## Directions:
The records below are made of lines; count those holding the word "فثنى" and give the number only.

## Entries supplied:
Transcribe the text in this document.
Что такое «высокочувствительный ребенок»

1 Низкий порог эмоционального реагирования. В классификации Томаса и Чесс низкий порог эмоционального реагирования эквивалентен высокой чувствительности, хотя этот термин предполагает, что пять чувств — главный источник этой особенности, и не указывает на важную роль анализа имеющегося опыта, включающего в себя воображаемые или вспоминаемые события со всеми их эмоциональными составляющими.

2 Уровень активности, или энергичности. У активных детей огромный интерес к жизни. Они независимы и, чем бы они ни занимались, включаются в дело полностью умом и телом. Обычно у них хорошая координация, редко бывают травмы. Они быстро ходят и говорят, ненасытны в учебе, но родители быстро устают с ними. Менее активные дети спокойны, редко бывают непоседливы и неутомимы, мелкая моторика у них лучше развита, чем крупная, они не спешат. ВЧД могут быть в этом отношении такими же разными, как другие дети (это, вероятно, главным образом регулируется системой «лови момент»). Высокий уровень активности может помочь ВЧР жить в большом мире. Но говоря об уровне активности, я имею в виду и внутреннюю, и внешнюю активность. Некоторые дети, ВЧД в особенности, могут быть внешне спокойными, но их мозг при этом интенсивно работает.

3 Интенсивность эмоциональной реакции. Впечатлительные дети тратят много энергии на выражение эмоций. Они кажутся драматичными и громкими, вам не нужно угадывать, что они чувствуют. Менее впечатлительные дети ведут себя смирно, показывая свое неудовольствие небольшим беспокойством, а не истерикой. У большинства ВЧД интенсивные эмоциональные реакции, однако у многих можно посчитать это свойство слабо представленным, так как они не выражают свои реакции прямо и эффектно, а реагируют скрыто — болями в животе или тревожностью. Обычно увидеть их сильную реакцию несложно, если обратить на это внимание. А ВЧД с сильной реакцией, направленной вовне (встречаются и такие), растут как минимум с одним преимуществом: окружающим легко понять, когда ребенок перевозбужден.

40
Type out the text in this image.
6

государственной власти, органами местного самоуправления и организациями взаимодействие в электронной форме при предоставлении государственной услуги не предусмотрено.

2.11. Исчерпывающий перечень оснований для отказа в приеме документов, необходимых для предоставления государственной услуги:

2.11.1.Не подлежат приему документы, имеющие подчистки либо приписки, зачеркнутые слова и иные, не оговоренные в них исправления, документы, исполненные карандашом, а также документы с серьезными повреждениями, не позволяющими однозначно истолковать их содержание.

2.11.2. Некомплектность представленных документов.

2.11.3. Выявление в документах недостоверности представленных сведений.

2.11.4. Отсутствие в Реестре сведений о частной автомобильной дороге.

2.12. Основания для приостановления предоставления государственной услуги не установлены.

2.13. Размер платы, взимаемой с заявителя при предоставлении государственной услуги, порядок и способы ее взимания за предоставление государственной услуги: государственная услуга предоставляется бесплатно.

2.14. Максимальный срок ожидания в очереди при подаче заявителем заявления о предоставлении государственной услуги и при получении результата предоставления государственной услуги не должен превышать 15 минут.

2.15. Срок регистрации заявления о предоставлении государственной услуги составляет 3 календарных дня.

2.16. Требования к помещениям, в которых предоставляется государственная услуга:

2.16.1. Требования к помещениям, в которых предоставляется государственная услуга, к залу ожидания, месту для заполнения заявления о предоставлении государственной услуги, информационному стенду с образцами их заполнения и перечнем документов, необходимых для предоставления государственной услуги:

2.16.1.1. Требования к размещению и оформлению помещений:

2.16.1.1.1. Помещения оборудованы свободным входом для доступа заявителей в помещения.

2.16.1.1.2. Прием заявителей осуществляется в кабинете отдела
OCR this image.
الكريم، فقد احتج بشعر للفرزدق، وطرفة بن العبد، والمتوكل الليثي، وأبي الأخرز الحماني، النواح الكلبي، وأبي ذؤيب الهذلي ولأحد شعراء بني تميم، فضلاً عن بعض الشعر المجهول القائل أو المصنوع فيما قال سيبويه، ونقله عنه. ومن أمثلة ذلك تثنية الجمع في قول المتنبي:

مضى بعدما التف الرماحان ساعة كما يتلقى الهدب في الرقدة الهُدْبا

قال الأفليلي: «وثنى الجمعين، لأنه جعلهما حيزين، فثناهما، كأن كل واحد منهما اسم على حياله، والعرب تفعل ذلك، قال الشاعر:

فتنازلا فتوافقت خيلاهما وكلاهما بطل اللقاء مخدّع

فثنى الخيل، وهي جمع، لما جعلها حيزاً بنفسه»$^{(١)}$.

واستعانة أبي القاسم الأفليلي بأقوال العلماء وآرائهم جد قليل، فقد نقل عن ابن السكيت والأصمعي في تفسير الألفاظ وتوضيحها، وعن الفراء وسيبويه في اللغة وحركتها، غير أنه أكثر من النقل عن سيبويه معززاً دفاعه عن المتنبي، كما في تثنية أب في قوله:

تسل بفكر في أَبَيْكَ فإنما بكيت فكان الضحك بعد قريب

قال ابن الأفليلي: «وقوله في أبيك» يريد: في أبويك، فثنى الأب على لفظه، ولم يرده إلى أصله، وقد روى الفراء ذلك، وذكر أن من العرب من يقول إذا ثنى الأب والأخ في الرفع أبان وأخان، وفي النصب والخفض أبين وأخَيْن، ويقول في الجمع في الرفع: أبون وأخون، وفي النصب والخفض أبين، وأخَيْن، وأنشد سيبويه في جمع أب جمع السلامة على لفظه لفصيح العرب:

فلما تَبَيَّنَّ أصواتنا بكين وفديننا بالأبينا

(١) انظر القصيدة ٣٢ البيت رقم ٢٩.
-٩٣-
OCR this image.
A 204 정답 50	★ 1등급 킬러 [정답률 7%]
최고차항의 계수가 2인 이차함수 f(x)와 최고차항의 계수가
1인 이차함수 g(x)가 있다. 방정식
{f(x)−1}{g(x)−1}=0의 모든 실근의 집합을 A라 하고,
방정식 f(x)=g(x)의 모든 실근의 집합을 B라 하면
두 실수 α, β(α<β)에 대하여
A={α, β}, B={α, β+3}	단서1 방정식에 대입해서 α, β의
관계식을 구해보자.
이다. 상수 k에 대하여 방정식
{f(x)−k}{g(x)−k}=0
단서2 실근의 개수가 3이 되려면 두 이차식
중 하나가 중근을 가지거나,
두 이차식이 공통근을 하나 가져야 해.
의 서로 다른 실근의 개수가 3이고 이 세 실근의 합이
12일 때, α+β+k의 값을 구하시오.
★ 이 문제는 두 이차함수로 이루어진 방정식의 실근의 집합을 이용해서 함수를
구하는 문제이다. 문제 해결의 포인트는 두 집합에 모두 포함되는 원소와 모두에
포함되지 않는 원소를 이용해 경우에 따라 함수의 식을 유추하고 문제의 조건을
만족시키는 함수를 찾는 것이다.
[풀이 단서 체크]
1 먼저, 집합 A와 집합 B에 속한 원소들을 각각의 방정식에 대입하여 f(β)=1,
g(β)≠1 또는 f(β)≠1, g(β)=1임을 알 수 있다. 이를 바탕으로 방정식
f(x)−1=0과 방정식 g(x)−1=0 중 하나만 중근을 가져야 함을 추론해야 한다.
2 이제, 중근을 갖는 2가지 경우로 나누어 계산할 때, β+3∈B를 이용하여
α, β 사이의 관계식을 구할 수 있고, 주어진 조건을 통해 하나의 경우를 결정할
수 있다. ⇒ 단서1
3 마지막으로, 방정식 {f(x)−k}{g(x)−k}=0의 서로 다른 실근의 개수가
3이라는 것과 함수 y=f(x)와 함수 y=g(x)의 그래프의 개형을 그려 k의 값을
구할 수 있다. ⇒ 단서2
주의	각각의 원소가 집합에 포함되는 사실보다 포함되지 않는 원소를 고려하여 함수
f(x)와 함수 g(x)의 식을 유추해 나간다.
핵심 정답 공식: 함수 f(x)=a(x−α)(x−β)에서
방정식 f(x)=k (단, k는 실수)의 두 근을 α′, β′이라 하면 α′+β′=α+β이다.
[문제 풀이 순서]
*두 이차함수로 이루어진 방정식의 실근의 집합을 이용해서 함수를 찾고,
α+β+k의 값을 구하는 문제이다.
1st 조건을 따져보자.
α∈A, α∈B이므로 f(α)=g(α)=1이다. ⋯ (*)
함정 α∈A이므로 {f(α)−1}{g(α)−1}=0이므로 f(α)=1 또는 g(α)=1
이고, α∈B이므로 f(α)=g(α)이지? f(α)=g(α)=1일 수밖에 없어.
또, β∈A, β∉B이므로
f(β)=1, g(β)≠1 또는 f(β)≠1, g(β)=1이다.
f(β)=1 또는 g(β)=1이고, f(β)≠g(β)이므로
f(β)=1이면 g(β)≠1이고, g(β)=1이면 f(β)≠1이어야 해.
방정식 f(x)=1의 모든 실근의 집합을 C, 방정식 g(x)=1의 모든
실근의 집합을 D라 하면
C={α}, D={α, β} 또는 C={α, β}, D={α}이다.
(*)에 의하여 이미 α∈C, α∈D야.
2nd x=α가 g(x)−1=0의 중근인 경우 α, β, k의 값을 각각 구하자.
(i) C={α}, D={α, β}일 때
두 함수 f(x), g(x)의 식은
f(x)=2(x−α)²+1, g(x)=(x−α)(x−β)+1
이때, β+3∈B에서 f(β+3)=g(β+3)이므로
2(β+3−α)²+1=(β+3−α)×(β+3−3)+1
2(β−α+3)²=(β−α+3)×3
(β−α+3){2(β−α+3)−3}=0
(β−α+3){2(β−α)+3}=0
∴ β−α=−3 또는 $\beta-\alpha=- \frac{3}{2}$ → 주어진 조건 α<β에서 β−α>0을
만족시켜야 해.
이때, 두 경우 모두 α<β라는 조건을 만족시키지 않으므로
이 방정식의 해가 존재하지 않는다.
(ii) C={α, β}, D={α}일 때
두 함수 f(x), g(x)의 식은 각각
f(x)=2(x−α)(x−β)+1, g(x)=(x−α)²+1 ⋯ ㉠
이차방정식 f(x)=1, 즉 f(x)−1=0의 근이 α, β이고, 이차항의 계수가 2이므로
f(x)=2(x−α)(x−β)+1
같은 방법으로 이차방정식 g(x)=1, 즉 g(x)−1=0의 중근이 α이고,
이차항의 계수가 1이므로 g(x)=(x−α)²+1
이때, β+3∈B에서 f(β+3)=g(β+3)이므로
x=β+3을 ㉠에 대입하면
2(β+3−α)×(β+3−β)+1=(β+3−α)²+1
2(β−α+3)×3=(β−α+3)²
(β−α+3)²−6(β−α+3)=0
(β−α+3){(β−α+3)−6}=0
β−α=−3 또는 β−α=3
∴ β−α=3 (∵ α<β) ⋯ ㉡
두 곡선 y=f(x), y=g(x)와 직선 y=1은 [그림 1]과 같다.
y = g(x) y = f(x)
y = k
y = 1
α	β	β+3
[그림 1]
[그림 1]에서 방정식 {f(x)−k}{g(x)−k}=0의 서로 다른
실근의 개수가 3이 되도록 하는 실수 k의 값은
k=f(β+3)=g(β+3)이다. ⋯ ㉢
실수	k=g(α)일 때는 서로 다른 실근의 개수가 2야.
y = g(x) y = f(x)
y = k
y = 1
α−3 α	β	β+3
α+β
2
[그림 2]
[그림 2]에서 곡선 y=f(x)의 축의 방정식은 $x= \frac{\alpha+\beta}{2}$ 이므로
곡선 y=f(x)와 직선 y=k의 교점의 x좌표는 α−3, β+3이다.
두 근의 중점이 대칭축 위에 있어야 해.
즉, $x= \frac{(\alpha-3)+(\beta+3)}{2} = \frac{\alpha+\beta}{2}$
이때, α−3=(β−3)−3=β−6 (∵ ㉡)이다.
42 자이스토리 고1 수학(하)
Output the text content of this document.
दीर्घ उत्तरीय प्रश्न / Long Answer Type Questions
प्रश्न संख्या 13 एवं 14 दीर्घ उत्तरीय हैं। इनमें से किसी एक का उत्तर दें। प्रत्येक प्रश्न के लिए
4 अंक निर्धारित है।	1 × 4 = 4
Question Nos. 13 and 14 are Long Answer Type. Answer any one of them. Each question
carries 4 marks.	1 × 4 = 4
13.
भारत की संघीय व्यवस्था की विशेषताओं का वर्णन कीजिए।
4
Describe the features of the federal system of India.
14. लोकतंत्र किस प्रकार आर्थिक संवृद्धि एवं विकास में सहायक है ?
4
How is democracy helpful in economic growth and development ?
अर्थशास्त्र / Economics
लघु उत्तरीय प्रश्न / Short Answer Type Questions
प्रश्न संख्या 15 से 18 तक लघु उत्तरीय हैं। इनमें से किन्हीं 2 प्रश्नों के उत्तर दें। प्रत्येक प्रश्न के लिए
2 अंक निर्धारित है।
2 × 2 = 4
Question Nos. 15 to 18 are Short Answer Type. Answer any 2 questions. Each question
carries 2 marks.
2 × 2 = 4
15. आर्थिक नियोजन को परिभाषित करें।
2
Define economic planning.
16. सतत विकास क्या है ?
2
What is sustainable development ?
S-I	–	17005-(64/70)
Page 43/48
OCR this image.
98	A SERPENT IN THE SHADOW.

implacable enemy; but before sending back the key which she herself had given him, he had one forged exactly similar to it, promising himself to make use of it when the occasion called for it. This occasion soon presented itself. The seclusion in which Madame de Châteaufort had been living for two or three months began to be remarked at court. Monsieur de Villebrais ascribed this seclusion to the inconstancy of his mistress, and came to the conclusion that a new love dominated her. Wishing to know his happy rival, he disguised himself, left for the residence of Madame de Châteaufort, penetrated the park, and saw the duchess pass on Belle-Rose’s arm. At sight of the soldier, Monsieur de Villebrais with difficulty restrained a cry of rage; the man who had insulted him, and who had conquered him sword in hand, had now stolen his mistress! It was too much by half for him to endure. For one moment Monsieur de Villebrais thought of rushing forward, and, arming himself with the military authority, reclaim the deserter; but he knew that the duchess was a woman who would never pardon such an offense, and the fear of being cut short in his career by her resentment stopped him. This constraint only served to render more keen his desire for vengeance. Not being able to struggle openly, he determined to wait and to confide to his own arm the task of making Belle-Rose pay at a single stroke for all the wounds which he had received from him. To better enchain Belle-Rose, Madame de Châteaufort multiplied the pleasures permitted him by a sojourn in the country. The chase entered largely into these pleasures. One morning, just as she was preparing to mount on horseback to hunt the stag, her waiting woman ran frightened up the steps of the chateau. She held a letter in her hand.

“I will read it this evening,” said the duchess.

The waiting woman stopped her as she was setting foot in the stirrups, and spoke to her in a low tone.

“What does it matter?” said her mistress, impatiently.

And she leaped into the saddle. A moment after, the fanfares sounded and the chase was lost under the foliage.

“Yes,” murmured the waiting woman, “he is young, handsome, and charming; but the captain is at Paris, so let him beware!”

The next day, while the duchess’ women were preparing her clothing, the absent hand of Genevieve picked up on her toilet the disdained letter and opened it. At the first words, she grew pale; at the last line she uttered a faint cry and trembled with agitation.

## Task response:
2